What you should do: Count the lines below that contain the word "develop", and report only that number.

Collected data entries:

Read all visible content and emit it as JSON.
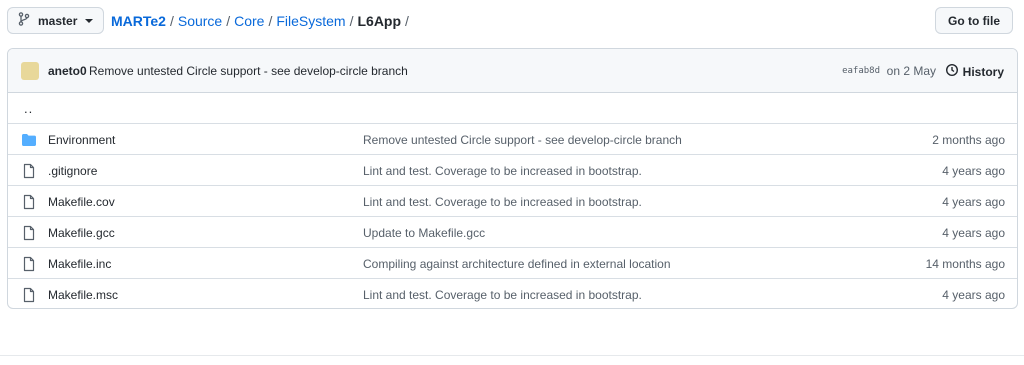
{
  "branch": {
    "name": "master",
    "icon": "git-branch-icon"
  },
  "breadcrumb": {
    "root": "MARTe2",
    "parts": [
      "Source",
      "Core",
      "FileSystem"
    ],
    "current": "L6App",
    "separator": "/"
  },
  "goto_file": "Go to file",
  "commit": {
    "author": "aneto0",
    "message": "Remove untested Circle support - see develop-circle branch",
    "sha": "eafab8d",
    "date": "on 2 May",
    "history_label": "History"
  },
  "parent_dir": "..",
  "files": [
    {
      "type": "dir",
      "name": "Environment",
      "message": "Remove untested Circle support - see develop-circle branch",
      "age": "2 months ago"
    },
    {
      "type": "file",
      "name": ".gitignore",
      "message": "Lint and test. Coverage to be increased in bootstrap.",
      "age": "4 years ago"
    },
    {
      "type": "file",
      "name": "Makefile.cov",
      "message": "Lint and test. Coverage to be increased in bootstrap.",
      "age": "4 years ago"
    },
    {
      "type": "file",
      "name": "Makefile.gcc",
      "message": "Update to Makefile.gcc",
      "age": "4 years ago"
    },
    {
      "type": "file",
      "name": "Makefile.inc",
      "message": "Compiling against architecture defined in external location",
      "age": "14 months ago"
    },
    {
      "type": "file",
      "name": "Makefile.msc",
      "message": "Lint and test. Coverage to be increased in bootstrap.",
      "age": "4 years ago"
    }
  ],
  "colors": {
    "link": "#0969da",
    "folder": "#54aeff",
    "muted": "#57606a"
  }
}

Task answer: 2